■ Problem description ■
Below are the records. Gather each line that holds "землях".

Dataset entries:
..............................
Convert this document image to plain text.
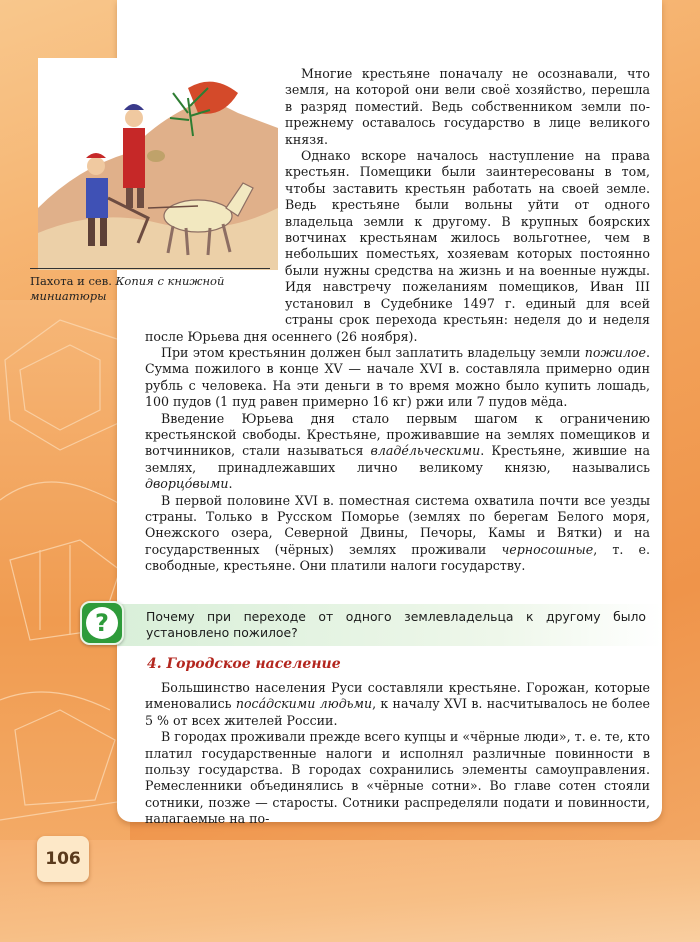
Пахота и сев. Копия с книжной миниатюры

Многие крестьяне поначалу не осознавали, что земля, на которой они вели своё хозяйство, перешла в разряд поместий. Ведь собственником земли по-прежнему оставалось государство в лице великого князя.

Однако вскоре началось наступление на права крестьян. Помещики были заинтересованы в том, чтобы заставить крестьян работать на своей земле. Ведь крестьяне были вольны уйти от одного владельца земли к другому. В крупных боярских вотчинах крестьянам жилось вольготнее, чем в небольших поместьях, хозяевам которых постоянно были нужны средства на жизнь и на военные нужды. Идя навстречу пожеланиям помещиков, Иван III установил в Судебнике 1497 г. единый для всей страны срок перехода крестьян: неделя до и неделя после Юрьева дня осеннего (26 ноября).

При этом крестьянин должен был заплатить владельцу земли пожилое. Сумма пожилого в конце XV — начале XVI в. составляла примерно один рубль с человека. На эти деньги в то время можно было купить лошадь, 100 пудов (1 пуд равен примерно 16 кг) ржи или 7 пудов мёда.

Введение Юрьева дня стало первым шагом к ограничению крестьянской свободы. Крестьяне, проживавшие на землях помещиков и вотчинников, стали называться владе́льческими. Крестьяне, жившие на землях, принадлежавших лично великому князю, назывались дворцо́выми.

В первой половине XVI в. поместная система охватила почти все уезды страны. Только в Русском Поморье (землях по берегам Белого моря, Онежского озера, Северной Двины, Печоры, Камы и Вятки) и на государственных (чёрных) землях проживали черносошные, т. е. свободные, крестьяне. Они платили налоги государству.

?	Почему при переходе от одного землевладельца к другому было установлено пожилое?
4. Городское население

Большинство населения Руси составляли крестьяне. Горожан, которые именовались поса́дскими людьми, к началу XVI в. насчитывалось не более 5 % от всех жителей России.

В городах проживали прежде всего купцы и «чёрные люди», т. е. те, кто платил государственные налоги и исполнял различные повинности в пользу государства. В городах сохранились элементы самоуправления. Ремесленники объединялись в «чёрные сотни». Во главе сотен стояли сотники, позже — старосты. Сотники распределяли подати и повинности, налагаемые на по-

106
..............................
■ Solution to this exercise ■
Введение Юрьева дня стало первым шагом к ограничению крестьянской свободы. Крестьяне, проживавшие на землях помещиков и вотчинников, стали называться владе́льческими. Крестьяне, жившие на землях, принадлежавших лично великому князю, назывались дворцо́выми.
В первой половине XVI в. поместная система охватила почти все уезды страны. Только в Русском Поморье (землях по берегам Белого моря, Онежского озера, Северной Двины, Печоры, Камы и Вятки) и на государственных (чёрных) землях проживали черносошные, т. е. свободные, крестьяне. Они платили налоги государству.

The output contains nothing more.